• [Problem details]: Pull out every line below that contains the word "this".

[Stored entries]
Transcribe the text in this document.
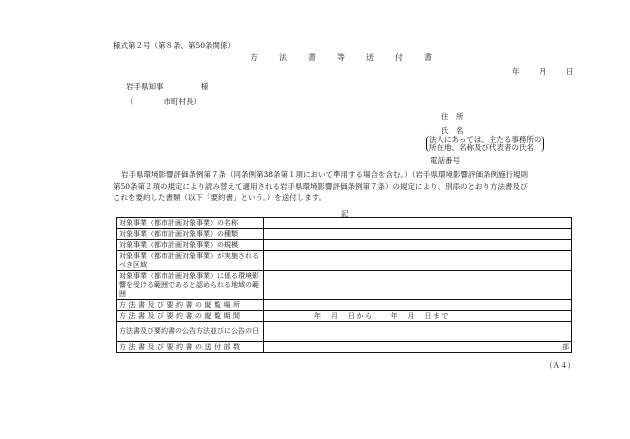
様式第２号（第８条、第50条関係）
方法書等送付書
年　月　日
岩手県知事　　　　　様
（　　　　市町村長）
住　所
氏　名
法人にあっては、主たる事務所の
所在地、名称及び代表者の氏名
電話番号
岩手県環境影響評価条例第７条（同条例第38条第１項において準用する場合を含む。）（岩手県環境影響評価条例施行規則第50条第２項の規定により読み替えて適用される岩手県環境影響評価条例第７条）の規定により、別添のとおり方法書及びこれを要約した書類（以下「要約書」という。）を送付します。
記
対象事業（都市計画対象事業）の名称	
対象事業（都市計画対象事業）の種類	
対象事業（都市計画対象事業）の規模	
対象事業（都市計画対象事業）が実施されるべき区域	
対象事業（都市計画対象事業）に係る環境影響を受ける範囲であると認められる地域の範囲	
方法書及び要約書の縦覧場所	
方法書及び要約書の縦覧期間	年　月　日から　　年　月　日まで
方法書及び要約書の公告方法並びに公告の日	
方法書及び要約書の送付部数	部
（Ａ４）
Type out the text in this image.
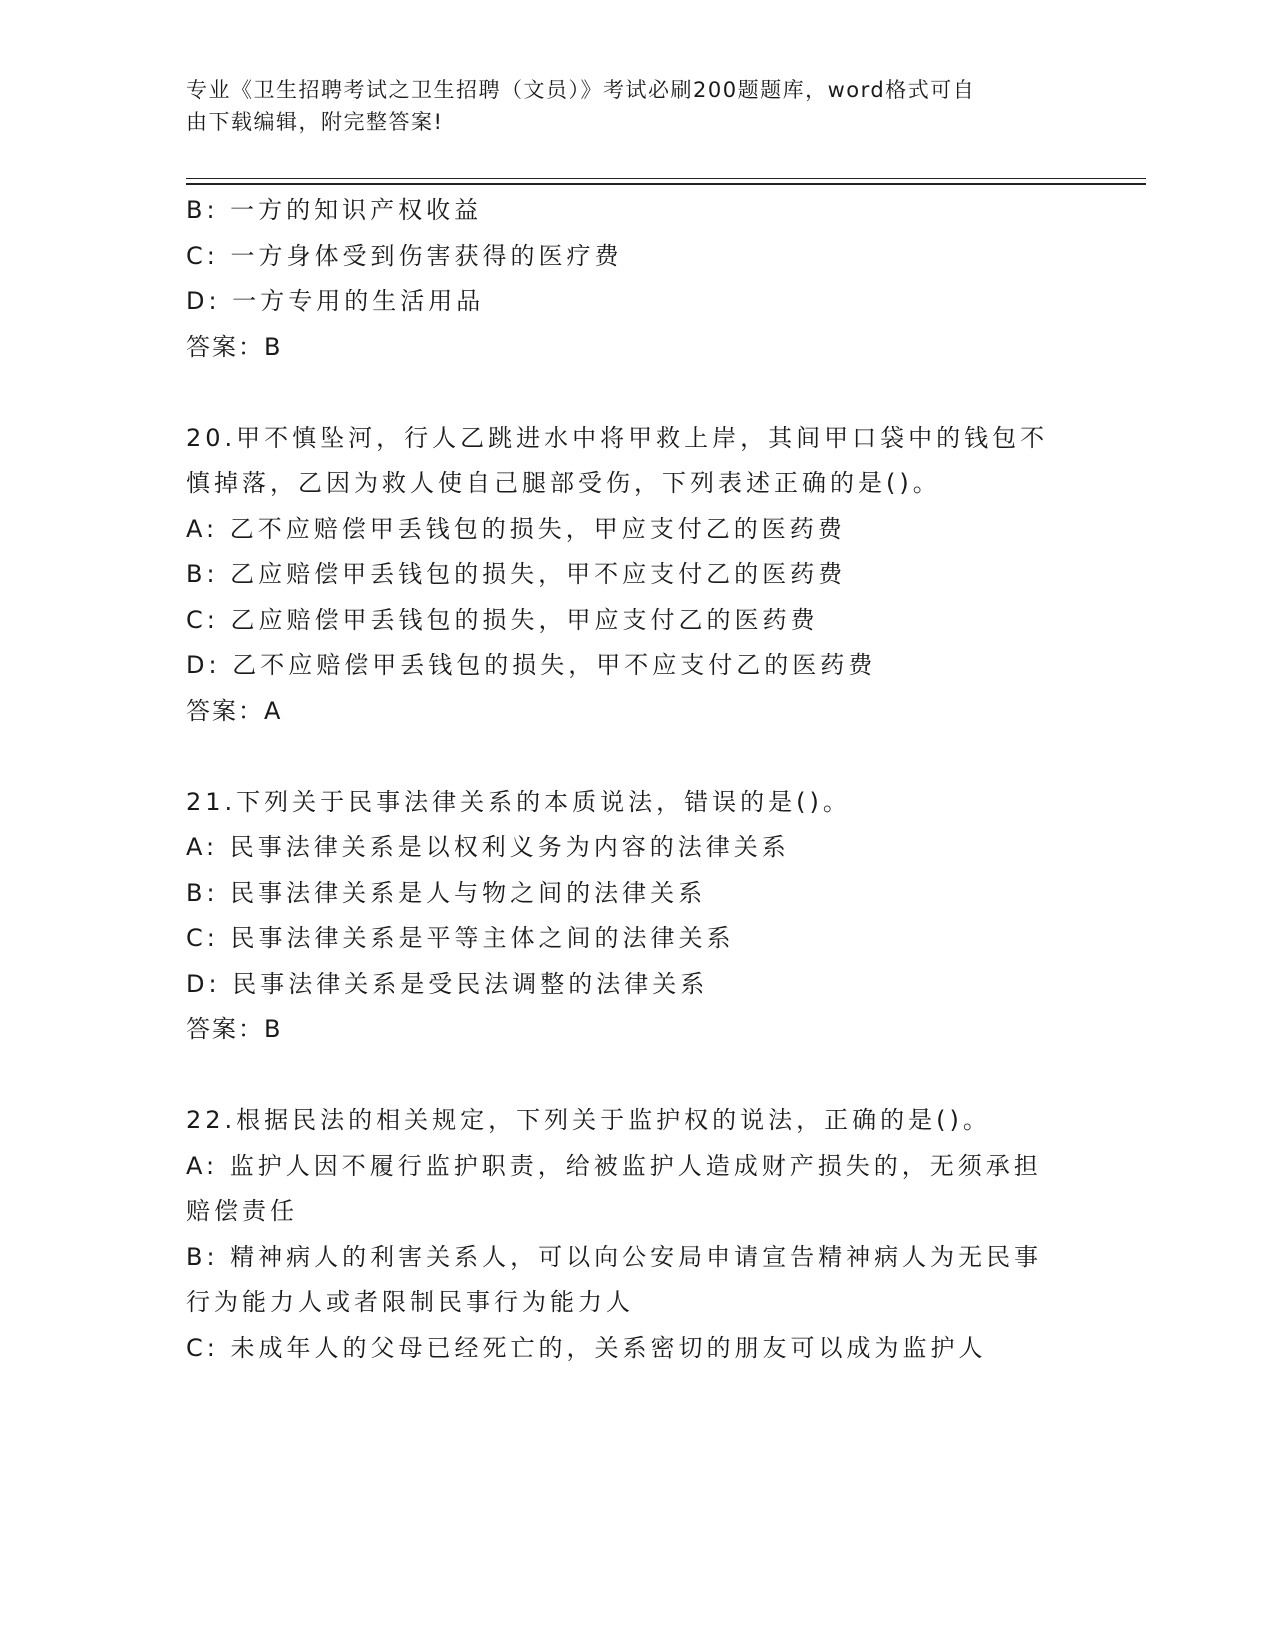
专业《卫生招聘考试之卫生招聘（文员）》考试必刷200题题库，word格式可自
由下载编辑，附完整答案!
B: 一方的知识产权收益
C: 一方身体受到伤害获得的医疗费
D: 一方专用的生活用品
答案：B
20.甲不慎坠河，行人乙跳进水中将甲救上岸，其间甲口袋中的钱包不
慎掉落，乙因为救人使自己腿部受伤，下列表述正确的是()。
A: 乙不应赔偿甲丢钱包的损失，甲应支付乙的医药费
B: 乙应赔偿甲丢钱包的损失，甲不应支付乙的医药费
C: 乙应赔偿甲丢钱包的损失，甲应支付乙的医药费
D: 乙不应赔偿甲丢钱包的损失，甲不应支付乙的医药费
答案：A
21.下列关于民事法律关系的本质说法，错误的是()。
A: 民事法律关系是以权利义务为内容的法律关系
B: 民事法律关系是人与物之间的法律关系
C: 民事法律关系是平等主体之间的法律关系
D: 民事法律关系是受民法调整的法律关系
答案：B
22.根据民法的相关规定，下列关于监护权的说法，正确的是()。
A: 监护人因不履行监护职责，给被监护人造成财产损失的，无须承担
赔偿责任
B: 精神病人的利害关系人，可以向公安局申请宣告精神病人为无民事
行为能力人或者限制民事行为能力人
C: 未成年人的父母已经死亡的，关系密切的朋友可以成为监护人
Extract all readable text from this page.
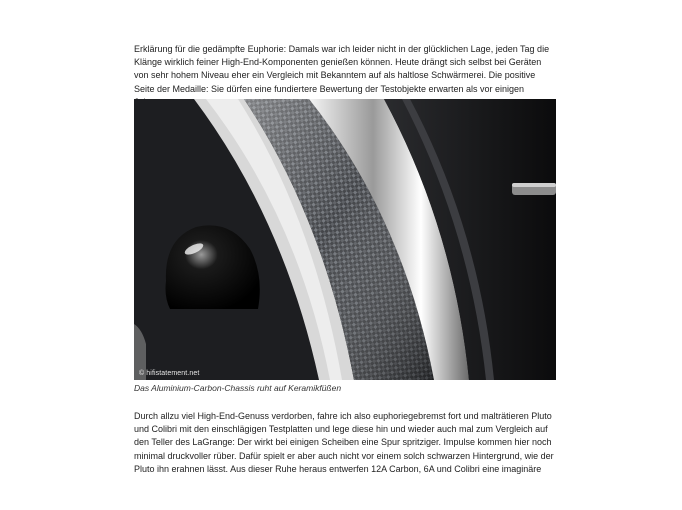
Erklärung für die gedämpfte Euphorie: Damals war ich leider nicht in der glücklichen Lage, jeden Tag die Klänge wirklich feiner High-End-Komponenten genießen können. Heute drängt sich selbst bei Geräten von sehr hohem Niveau eher ein Vergleich mit Bekanntem auf als haltlose Schwärmerei. Die positive Seite der Medaille: Sie dürfen eine fundiertere Bewertung der Testobjekte erwarten als vor einigen

© hifistatement.net

Das Aluminium-Carbon-Chassis ruht auf Keramikfüßen

Durch allzu viel High-End-Genuss verdorben, fahre ich also euphoriegebremst fort und malträtieren Pluto und Colibri mit den einschlägigen Testplatten und lege diese hin und wieder auch mal zum Vergleich auf den Teller des LaGrange: Der wirkt bei einigen Scheiben eine Spur spritziger. Impulse kommen hier noch minimal druckvoller rüber. Dafür spielt er aber auch nicht vor einem solch schwarzen Hintergrund, wie der Pluto ihn erahnen lässt. Aus dieser Ruhe heraus entwerfen 12A Carbon, 6A und Colibri eine imaginäre
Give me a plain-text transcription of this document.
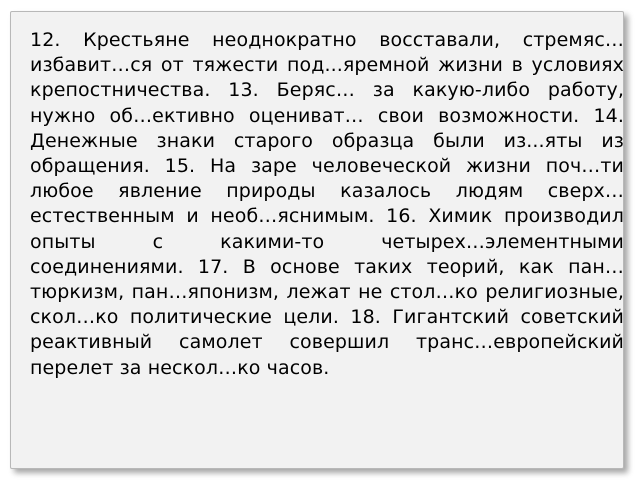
12. Крестьяне неоднократно восставали, стремяс… избавит…ся от тяжести под...яремной жизни в условиях крепостничества. 13. Беряс… за какую-либо работу, нужно об…ективно оцениват… свои возможности. 14. Денежные знаки старого образца были из...яты из обращения. 15. На заре человеческой жизни поч…ти любое явление природы казалось людям сверх…естественным и необ…яснимым. 16. Химик производил опыты с какими-то четырех…элементными соединениями. 17. В основе таких теорий, как пан…тюркизм, пан…японизм, лежат не стол…ко религиозные, скол…ко политические цели. 18. Гигантский советский реактивный самолет совершил транс…европейский перелет за нескол…ко часов.
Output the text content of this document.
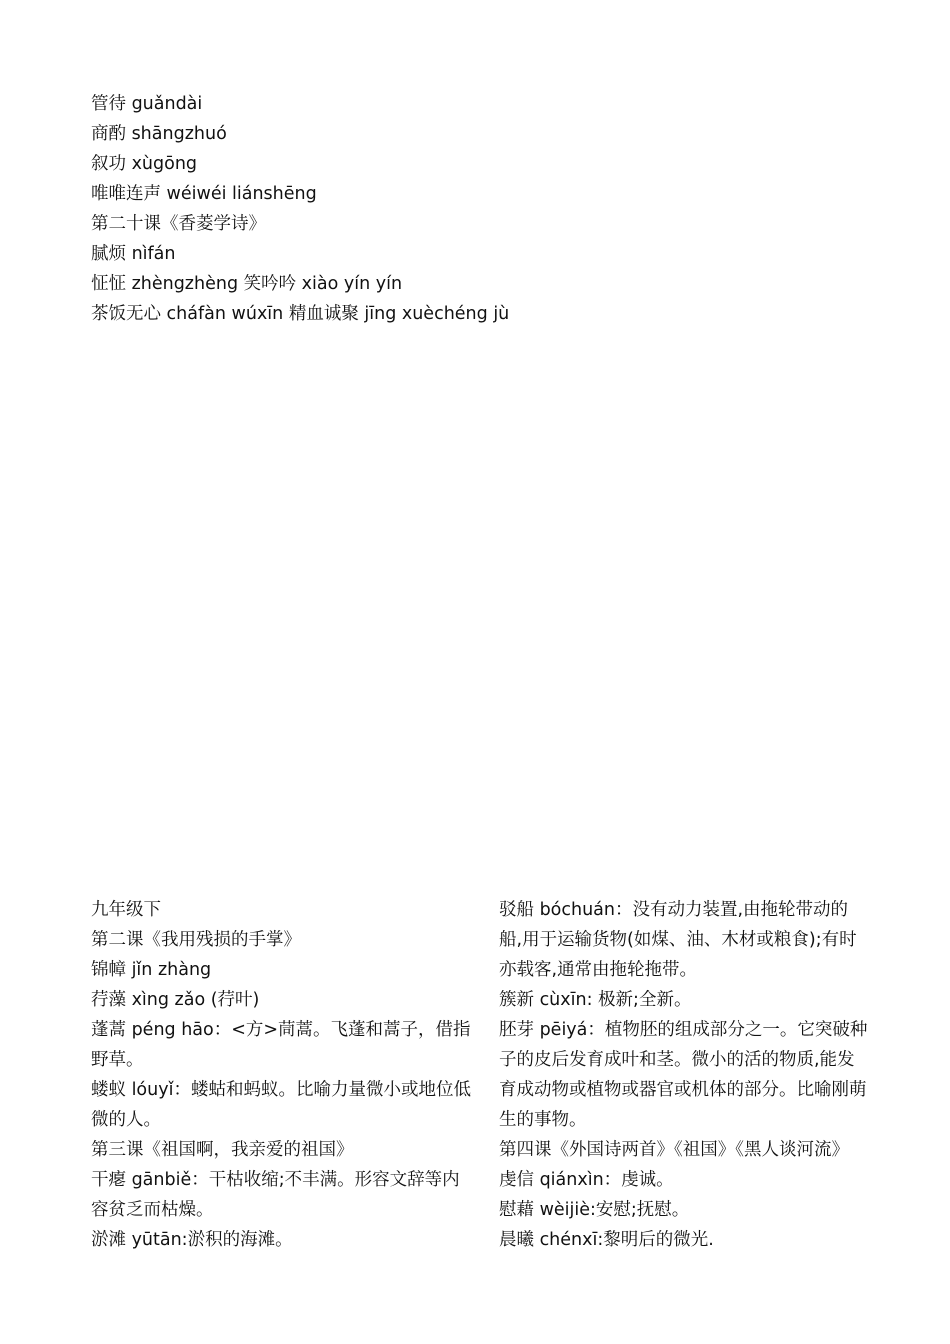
管待 guǎndài
商酌 shāngzhuó
叙功 xùgōng
唯唯连声 wéiwéi liánshēng
第二十课《香菱学诗》
腻烦 nìfán
怔怔 zhèngzhèng 笑吟吟 xiào yín yín
茶饭无心 cháfàn wúxīn 精血诚聚 jīng xuèchéng jù
九年级下
第二课《我用残损的手掌》
锦幛 jǐn zhàng
荇藻 xìng zǎo (荇叶)
蓬蒿 péng hāo：<方>茼蒿。飞蓬和蒿子，借指野草。
蝼蚁 lóuyǐ：蝼蛄和蚂蚁。比喻力量微小或地位低微的人。
第三课《祖国啊，我亲爱的祖国》
干瘪 gānbiě：干枯收缩;不丰满。形容文辞等内容贫乏而枯燥。
淤滩 yūtān:淤积的海滩。
驳船 bóchuán：没有动力装置,由拖轮带动的船,用于运输货物(如煤、油、木材或粮食);有时亦载客,通常由拖轮拖带。
簇新 cùxīn: 极新;全新。
胚芽 pēiyá：植物胚的组成部分之一。它突破种子的皮后发育成叶和茎。微小的活的物质,能发育成动物或植物或器官或机体的部分。比喻刚萌生的事物。
第四课《外国诗两首》《祖国》《黑人谈河流》
虔信 qiánxìn：虔诚。
慰藉 wèijiè:安慰;抚慰。
晨曦 chénxī:黎明后的微光.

• [Response below]:
Transcribe the text in this document.
Type out the text in this image.
Extract all readable text from this page.
Give me a plain-text transcription of this document.
Output the text content of this document.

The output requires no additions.